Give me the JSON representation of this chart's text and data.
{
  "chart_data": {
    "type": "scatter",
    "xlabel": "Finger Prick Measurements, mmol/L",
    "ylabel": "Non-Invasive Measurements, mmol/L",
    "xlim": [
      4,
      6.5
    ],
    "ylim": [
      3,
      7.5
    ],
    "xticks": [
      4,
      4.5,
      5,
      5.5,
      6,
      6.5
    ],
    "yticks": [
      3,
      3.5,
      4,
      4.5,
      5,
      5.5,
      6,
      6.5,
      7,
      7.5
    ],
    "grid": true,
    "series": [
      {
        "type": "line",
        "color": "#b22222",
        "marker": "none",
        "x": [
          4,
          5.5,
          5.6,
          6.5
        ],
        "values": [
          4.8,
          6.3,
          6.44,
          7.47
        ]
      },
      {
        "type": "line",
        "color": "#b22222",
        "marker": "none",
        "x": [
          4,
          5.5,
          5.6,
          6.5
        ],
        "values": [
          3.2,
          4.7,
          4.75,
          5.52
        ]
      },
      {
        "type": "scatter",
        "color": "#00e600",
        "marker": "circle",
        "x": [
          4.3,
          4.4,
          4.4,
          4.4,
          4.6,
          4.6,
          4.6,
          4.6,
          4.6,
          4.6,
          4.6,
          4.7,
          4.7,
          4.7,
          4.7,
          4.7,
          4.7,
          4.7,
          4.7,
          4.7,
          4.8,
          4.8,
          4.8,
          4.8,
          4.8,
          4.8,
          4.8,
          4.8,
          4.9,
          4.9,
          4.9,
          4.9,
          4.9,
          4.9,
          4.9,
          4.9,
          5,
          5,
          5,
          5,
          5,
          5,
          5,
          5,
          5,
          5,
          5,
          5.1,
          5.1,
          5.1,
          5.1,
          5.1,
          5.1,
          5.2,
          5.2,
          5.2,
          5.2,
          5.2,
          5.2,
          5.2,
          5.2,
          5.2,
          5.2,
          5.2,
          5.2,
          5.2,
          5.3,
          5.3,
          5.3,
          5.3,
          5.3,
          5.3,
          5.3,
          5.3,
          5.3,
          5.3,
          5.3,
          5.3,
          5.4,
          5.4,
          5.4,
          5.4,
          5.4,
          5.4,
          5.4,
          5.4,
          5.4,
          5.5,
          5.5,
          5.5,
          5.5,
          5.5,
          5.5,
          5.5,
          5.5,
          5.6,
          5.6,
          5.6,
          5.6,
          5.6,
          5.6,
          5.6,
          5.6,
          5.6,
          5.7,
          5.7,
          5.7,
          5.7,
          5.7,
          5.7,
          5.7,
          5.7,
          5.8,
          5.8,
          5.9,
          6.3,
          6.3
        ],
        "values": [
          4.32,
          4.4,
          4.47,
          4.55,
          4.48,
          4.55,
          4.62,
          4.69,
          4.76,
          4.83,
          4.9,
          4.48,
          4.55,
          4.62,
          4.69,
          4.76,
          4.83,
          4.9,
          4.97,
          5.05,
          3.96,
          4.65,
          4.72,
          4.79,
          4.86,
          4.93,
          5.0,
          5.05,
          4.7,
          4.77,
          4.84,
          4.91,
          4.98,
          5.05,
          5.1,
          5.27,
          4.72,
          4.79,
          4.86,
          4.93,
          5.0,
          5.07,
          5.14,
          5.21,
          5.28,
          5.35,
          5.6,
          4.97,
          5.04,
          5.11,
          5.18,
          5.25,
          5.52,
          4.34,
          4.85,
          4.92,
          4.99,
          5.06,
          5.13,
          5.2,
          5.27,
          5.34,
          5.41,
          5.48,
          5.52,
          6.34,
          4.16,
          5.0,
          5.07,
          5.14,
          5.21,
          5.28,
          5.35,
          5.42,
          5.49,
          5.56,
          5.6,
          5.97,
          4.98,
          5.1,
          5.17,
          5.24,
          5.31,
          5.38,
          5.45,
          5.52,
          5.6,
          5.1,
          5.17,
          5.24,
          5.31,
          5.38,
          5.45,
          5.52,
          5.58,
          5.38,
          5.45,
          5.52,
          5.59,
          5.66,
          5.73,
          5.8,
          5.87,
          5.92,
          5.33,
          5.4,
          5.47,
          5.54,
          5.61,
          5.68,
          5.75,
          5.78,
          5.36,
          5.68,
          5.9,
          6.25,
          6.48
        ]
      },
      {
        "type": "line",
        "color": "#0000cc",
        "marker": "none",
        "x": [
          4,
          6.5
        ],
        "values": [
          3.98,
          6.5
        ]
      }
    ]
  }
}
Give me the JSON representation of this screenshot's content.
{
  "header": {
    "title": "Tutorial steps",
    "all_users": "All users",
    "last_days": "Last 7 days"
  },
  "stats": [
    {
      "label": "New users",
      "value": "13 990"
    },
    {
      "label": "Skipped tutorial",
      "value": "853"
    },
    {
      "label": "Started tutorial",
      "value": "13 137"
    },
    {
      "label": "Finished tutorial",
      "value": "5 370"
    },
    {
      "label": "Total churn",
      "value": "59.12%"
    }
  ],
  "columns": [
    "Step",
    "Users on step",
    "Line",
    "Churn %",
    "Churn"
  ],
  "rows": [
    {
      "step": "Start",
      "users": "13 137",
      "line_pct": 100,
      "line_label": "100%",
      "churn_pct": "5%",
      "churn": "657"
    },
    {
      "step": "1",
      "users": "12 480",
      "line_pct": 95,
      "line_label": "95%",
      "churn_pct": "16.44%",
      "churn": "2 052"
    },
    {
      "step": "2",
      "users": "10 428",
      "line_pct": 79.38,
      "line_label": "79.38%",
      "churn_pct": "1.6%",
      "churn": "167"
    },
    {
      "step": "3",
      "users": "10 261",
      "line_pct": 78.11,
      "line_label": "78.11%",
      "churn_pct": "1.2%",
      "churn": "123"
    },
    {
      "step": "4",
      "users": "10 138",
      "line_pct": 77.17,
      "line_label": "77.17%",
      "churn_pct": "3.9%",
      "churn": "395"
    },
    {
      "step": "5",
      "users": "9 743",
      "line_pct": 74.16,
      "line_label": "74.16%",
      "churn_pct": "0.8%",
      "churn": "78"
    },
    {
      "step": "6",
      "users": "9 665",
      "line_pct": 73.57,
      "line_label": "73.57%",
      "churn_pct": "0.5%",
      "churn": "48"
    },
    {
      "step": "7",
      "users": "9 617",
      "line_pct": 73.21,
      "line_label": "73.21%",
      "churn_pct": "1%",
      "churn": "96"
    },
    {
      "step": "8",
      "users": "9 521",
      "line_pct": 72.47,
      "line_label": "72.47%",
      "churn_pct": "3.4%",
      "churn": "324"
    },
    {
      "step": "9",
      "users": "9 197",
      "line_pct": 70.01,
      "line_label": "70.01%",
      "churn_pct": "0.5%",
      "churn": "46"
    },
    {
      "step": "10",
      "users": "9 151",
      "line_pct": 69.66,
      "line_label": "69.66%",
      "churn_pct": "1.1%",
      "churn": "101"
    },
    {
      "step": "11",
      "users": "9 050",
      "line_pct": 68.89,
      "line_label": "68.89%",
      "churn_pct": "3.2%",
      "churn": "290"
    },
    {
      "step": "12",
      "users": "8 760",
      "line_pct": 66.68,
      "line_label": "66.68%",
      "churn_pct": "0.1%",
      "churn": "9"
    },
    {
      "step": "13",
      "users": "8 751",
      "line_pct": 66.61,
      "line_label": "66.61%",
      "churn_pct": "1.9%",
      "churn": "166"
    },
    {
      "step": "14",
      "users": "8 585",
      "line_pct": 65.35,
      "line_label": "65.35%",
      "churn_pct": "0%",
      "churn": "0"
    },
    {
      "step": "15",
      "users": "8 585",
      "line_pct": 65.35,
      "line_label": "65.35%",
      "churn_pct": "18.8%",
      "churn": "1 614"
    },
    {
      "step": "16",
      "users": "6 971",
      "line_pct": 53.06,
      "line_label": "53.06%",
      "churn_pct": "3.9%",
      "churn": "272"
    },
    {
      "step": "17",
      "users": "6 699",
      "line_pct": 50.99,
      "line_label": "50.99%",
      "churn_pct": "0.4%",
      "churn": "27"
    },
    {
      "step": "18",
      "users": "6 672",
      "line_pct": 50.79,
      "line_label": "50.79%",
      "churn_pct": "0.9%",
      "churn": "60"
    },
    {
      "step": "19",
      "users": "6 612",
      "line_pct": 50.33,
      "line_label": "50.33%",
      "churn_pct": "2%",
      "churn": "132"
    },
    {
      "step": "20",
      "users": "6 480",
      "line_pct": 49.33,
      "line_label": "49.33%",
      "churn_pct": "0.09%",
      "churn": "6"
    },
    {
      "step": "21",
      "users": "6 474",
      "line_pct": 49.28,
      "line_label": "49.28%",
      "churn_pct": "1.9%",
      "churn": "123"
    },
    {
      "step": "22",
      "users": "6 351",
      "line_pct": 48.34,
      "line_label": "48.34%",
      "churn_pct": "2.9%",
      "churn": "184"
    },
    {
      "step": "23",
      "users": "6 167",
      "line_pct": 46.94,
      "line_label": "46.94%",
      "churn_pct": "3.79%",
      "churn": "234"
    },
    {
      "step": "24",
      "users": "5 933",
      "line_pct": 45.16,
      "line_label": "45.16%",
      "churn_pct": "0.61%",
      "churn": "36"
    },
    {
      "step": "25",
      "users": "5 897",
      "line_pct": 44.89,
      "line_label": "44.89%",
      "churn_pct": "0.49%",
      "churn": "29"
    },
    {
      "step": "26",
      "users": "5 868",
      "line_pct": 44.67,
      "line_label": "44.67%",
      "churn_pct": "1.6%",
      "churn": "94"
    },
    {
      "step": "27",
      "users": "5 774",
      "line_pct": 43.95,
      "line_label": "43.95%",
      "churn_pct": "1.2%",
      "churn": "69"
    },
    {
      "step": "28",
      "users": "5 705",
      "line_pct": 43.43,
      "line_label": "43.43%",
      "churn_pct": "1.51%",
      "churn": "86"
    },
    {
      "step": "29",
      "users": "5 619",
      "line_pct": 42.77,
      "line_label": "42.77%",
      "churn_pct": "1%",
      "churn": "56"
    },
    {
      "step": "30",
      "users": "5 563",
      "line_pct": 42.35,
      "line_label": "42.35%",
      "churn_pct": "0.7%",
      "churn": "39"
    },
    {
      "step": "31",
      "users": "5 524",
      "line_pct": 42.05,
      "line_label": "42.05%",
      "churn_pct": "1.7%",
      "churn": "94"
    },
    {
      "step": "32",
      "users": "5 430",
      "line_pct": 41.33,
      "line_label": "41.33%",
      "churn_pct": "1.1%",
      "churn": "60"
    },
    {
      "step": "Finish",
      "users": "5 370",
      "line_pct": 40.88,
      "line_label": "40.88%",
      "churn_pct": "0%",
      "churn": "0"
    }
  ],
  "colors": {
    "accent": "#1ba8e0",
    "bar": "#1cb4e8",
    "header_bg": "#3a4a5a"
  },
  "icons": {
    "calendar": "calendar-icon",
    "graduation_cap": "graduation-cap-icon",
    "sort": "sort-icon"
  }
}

**WRITTEN PROBLEM**.
Show the lines of the records that include the string "Measurements".

**FINAL RESULT**.
    "xlabel": "Finger Prick Measurements, mmol/L",
    "ylabel": "Non-Invasive Measurements, mmol/L",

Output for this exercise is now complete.